Exercise task:
Write out the listing below without alteration, omitting its pictures.

Information supplied:

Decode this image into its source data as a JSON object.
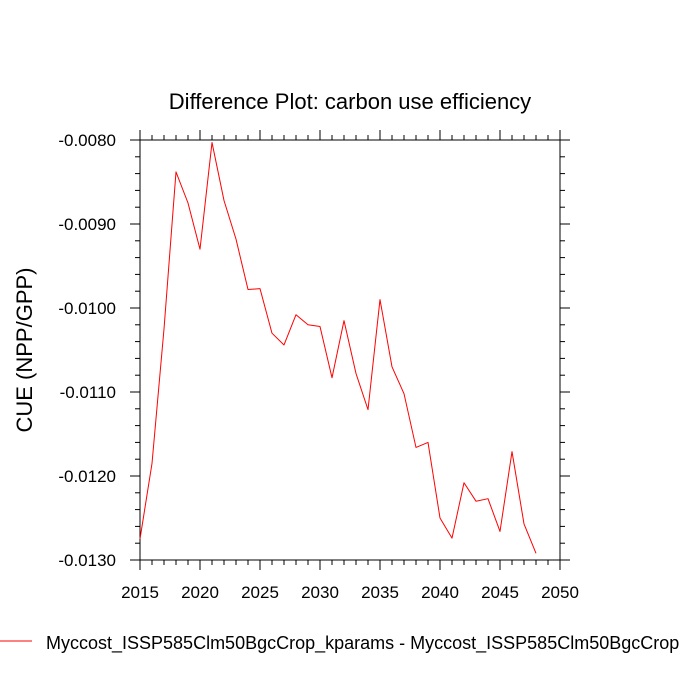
{
  "chart_data": {
    "type": "line",
    "title": "Difference Plot: carbon use efficiency",
    "xlabel": "",
    "ylabel": "CUE  (NPP/GPP)",
    "xlim": [
      2015,
      2050
    ],
    "ylim": [
      -0.013,
      -0.008
    ],
    "x_ticks": [
      2015,
      2020,
      2025,
      2030,
      2035,
      2040,
      2045,
      2050
    ],
    "x_tick_labels": [
      "2015",
      "2020",
      "2025",
      "2030",
      "2035",
      "2040",
      "2045",
      "2050"
    ],
    "y_ticks": [
      -0.008,
      -0.009,
      -0.01,
      -0.011,
      -0.012,
      -0.013
    ],
    "y_tick_labels": [
      "-0.0080",
      "-0.0090",
      "-0.0100",
      "-0.0110",
      "-0.0120",
      "-0.0130"
    ],
    "grid": false,
    "legend_position": "bottom",
    "series": [
      {
        "name": "Myccost_ISSP585Clm50BgcCrop_kparams - Myccost_ISSP585Clm50BgcCrop",
        "color": "#ff0000",
        "x": [
          2015,
          2016,
          2017,
          2018,
          2019,
          2020,
          2021,
          2022,
          2023,
          2024,
          2025,
          2026,
          2027,
          2028,
          2029,
          2030,
          2031,
          2032,
          2033,
          2034,
          2035,
          2036,
          2037,
          2038,
          2039,
          2040,
          2041,
          2042,
          2043,
          2044,
          2045,
          2046,
          2047,
          2048
        ],
        "values": [
          -0.01275,
          -0.01185,
          -0.01025,
          -0.00838,
          -0.00875,
          -0.0093,
          -0.00803,
          -0.00872,
          -0.00918,
          -0.00978,
          -0.00977,
          -0.0103,
          -0.01044,
          -0.01008,
          -0.0102,
          -0.01022,
          -0.01083,
          -0.01015,
          -0.01078,
          -0.01121,
          -0.0099,
          -0.0107,
          -0.01102,
          -0.01166,
          -0.0116,
          -0.0125,
          -0.01274,
          -0.01208,
          -0.0123,
          -0.01227,
          -0.01266,
          -0.01171,
          -0.01257,
          -0.01292
        ]
      }
    ]
  }
}
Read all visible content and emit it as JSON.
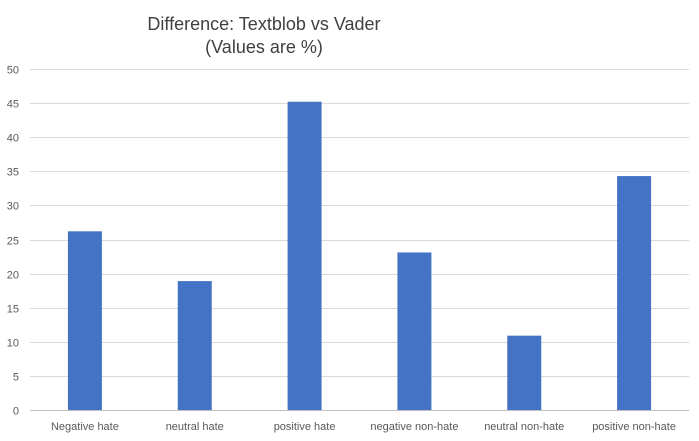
{
  "chart_data": {
    "type": "bar",
    "title": "Difference: Textblob vs Vader",
    "subtitle": "(Values are %)",
    "categories": [
      "Negative hate",
      "neutral hate",
      "positive hate",
      "negative non-hate",
      "neutral non-hate",
      "positive non-hate"
    ],
    "series": [
      {
        "values": [
          26.2,
          18.9,
          45.2,
          23.1,
          10.9,
          34.3
        ]
      }
    ],
    "yticks": [
      "0",
      "5",
      "10",
      "15",
      "20",
      "25",
      "30",
      "35",
      "40",
      "45",
      "50"
    ],
    "ylim": [
      0,
      50
    ],
    "grid": true,
    "legend": "none",
    "colors": {
      "bar": "#4472c4",
      "grid": "#d9d9d9",
      "text": "#595959",
      "title": "#404040"
    }
  }
}
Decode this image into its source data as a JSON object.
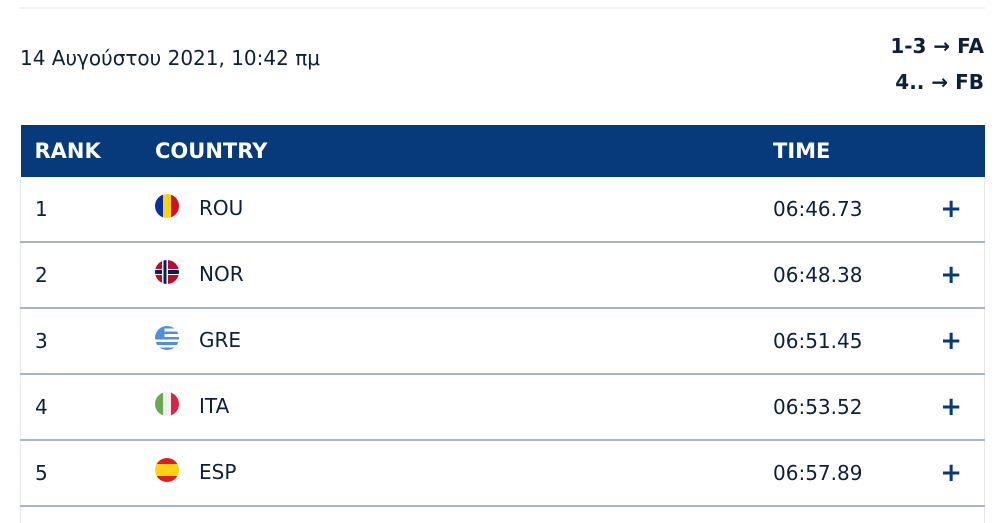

Solution for this problem:
Decode this image into its source data as a JSON object.
{
  "chart_data": {
    "type": "line",
    "title": "Difference Plot: carbon use efficiency",
    "xlabel": "",
    "ylabel": "CUE  (NPP/GPP)",
    "xlim": [
      2015,
      2050
    ],
    "ylim": [
      -0.013,
      -0.008
    ],
    "x_ticks": [
      2015,
      2020,
      2025,
      2030,
      2035,
      2040,
      2045,
      2050
    ],
    "x_tick_labels": [
      "2015",
      "2020",
      "2025",
      "2030",
      "2035",
      "2040",
      "2045",
      "2050"
    ],
    "y_ticks": [
      -0.008,
      -0.009,
      -0.01,
      -0.011,
      -0.012,
      -0.013
    ],
    "y_tick_labels": [
      "-0.0080",
      "-0.0090",
      "-0.0100",
      "-0.0110",
      "-0.0120",
      "-0.0130"
    ],
    "grid": false,
    "legend_position": "bottom",
    "series": [
      {
        "name": "Myccost_ISSP585Clm50BgcCrop_kparams - Myccost_ISSP585Clm50BgcCrop",
        "color": "#ff0000",
        "x": [
          2015,
          2016,
          2017,
          2018,
          2019,
          2020,
          2021,
          2022,
          2023,
          2024,
          2025,
          2026,
          2027,
          2028,
          2029,
          2030,
          2031,
          2032,
          2033,
          2034,
          2035,
          2036,
          2037,
          2038,
          2039,
          2040,
          2041,
          2042,
          2043,
          2044,
          2045,
          2046,
          2047,
          2048
        ],
        "values": [
          -0.01275,
          -0.01185,
          -0.01025,
          -0.00838,
          -0.00875,
          -0.0093,
          -0.00803,
          -0.00872,
          -0.00918,
          -0.00978,
          -0.00977,
          -0.0103,
          -0.01044,
          -0.01008,
          -0.0102,
          -0.01022,
          -0.01083,
          -0.01015,
          -0.01078,
          -0.01121,
          -0.0099,
          -0.0107,
          -0.01102,
          -0.01166,
          -0.0116,
          -0.0125,
          -0.01274,
          -0.01208,
          -0.0123,
          -0.01227,
          -0.01266,
          -0.01171,
          -0.01257,
          -0.01292
        ]
      }
    ]
  }
}
Read all visible content and emit it as JSON.
{
  "chart_data": {
    "type": "bar",
    "title": "Difference: Textblob vs Vader",
    "subtitle": "(Values are %)",
    "categories": [
      "Negative hate",
      "neutral hate",
      "positive hate",
      "negative non-hate",
      "neutral non-hate",
      "positive non-hate"
    ],
    "series": [
      {
        "values": [
          26.2,
          18.9,
          45.2,
          23.1,
          10.9,
          34.3
        ]
      }
    ],
    "yticks": [
      "0",
      "5",
      "10",
      "15",
      "20",
      "25",
      "30",
      "35",
      "40",
      "45",
      "50"
    ],
    "ylim": [
      0,
      50
    ],
    "grid": true,
    "legend": "none",
    "colors": {
      "bar": "#4472c4",
      "grid": "#d9d9d9",
      "text": "#595959",
      "title": "#404040"
    }
  }
}
Decode this image into its source data as a JSON object.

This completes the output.